• _Problem_
Filter for the word "gusta" and keep each matching line.

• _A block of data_
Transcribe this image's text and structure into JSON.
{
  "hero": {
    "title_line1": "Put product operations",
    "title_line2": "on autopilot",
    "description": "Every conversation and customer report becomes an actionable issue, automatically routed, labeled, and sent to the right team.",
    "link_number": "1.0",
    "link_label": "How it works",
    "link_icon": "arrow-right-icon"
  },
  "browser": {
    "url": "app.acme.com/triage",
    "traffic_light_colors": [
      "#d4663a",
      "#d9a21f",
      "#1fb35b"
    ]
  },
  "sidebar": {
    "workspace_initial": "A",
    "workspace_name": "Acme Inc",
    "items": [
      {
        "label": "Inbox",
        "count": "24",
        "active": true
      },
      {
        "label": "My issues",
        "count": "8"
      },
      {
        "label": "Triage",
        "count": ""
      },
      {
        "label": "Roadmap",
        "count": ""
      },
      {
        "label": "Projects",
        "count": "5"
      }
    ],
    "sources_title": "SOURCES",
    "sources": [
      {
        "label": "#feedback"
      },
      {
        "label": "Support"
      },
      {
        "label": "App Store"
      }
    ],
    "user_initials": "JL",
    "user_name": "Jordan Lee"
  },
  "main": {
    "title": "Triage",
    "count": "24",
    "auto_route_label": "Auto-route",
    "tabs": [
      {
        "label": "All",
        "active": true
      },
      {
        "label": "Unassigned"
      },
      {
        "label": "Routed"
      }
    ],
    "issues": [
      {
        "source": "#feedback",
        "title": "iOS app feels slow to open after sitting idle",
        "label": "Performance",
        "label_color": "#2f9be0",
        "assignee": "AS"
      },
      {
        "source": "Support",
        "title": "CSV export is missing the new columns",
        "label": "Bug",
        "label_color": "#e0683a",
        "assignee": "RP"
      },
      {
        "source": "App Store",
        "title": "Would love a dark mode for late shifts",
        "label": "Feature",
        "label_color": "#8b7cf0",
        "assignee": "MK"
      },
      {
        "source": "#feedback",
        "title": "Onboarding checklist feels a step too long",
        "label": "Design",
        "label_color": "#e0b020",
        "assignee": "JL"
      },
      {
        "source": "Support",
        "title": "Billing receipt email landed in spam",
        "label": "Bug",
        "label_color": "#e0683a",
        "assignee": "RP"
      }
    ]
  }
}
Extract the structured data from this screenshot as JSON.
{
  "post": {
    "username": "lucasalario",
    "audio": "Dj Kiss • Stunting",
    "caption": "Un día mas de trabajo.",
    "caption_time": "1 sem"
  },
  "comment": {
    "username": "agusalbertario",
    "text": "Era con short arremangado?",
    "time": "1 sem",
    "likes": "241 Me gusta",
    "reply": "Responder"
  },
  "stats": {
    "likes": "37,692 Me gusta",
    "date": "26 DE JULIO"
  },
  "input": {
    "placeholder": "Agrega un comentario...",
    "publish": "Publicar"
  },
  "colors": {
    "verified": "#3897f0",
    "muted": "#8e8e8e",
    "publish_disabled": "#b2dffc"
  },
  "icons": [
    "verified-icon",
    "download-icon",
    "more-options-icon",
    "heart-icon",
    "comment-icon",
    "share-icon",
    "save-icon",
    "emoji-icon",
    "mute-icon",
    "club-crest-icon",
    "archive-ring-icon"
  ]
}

• _Answer in full_
    "likes": "241 Me gusta",
    "likes": "37,692 Me gusta",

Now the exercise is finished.